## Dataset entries
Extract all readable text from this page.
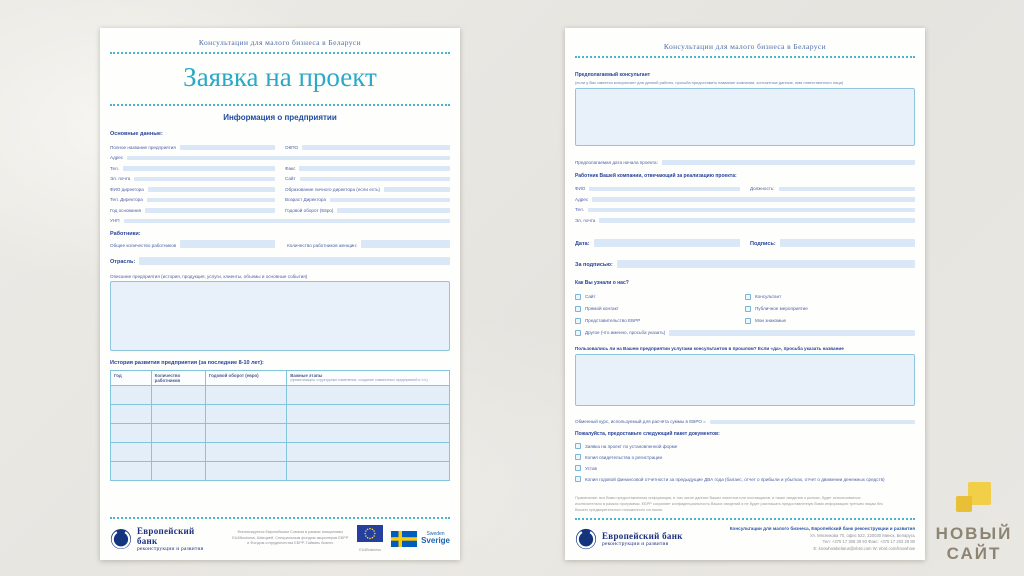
Консультации для малого бизнеса в Беларуси
Заявка на проект
Информация о предприятии
Основные данные:
Полное название предприятия	ОКПО
Адрес
Тел.	Факс
Эл. почта	Сайт
ФИО директора	Образование личного директора (если есть)
Тел. Директора	Возраст Директора
Год основания	Годовой оборот (Евро)
УНП
Работники:
Общее количество работников	Количество работников женщин:
Отрасль:
Описание предприятия (история, продукция, услуги, клиенты, объемы и основные события)
История развития предприятия (за последние 8-10 лет):
Год	Количество работников	Годовой оборот (евро)	Важные этапы
(приватизация, структурные изменения, создание совместных предприятий и т.п.)

Европейский банк
реконструкции и развития
Финансируется Европейским Союзом в рамках инициативы EU4Business, Швецией, Специальным фондом акционеров ЕБРР и Фондом сотрудничества ЕБРР-Тайвань бизнес
EU4Business
Sweden
Sverige
Консультации для малого бизнеса в Беларуси
Предполагаемый консультант
(если у Вас имеется консультант для данной работы, просьба предоставить название компании, контактные данные, имя ответственного лица)
Предполагаемая дата начала проекта:
Работник Вашей компании, отвечающий за реализацию проекта:
ФИО	Должность:
Адрес
Тел.
Эл. почта
Дата:	Подпись:
За подписью:
Как Вы узнали о нас?
Сайт	Консультант
Прямой контакт	Публичное мероприятие
Представительство ЕБРР	Мои знакомые
Другое (что именно, просьба указать)
Пользовались ли на Вашем предприятии услугами консультантов в прошлом? Если «да», просьба указать название
Обменный курс, используемый для расчёта суммы в ЕВРО =
Пожалуйста, предоставьте следующий пакет документов:
Заявка на проект по установленной форме
Копия свидетельства о регистрации
Устав
Копия годовой финансовой отчетности за предыдущие ДВА года (баланс, отчет о прибыли и убытках, отчет о движении денежных средств)
Примечание: вся Вами предоставленная информация, в том числе данные Ваших клиентов или поставщиков, а также сведения о рынках, будет использоваться исключительно в рамках программы. ЕБРР сохраняет конфиденциальность Ваших сведений и не будет разглашать предоставленную Вами информацию третьим лицам без Вашего предварительного письменного согласия.
Европейский банк
реконструкции и развития
Консультации для малого бизнеса, Европейский банк реконструкции и развития
Ул. Мясникова 70, офис 522, 220030 Минск, Беларусь
Тел: +375 17 308 39 93 Факс: +375 17 203 25 80
E: knowhowbelarus@ebrd.com W: ebrd.com/knowhow
НОВЫЙ
САЙТ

## PROBLEM TO SOLVE
In the data above, count the lines where the word "данные" appears; reply with the number only.

## REPLY
3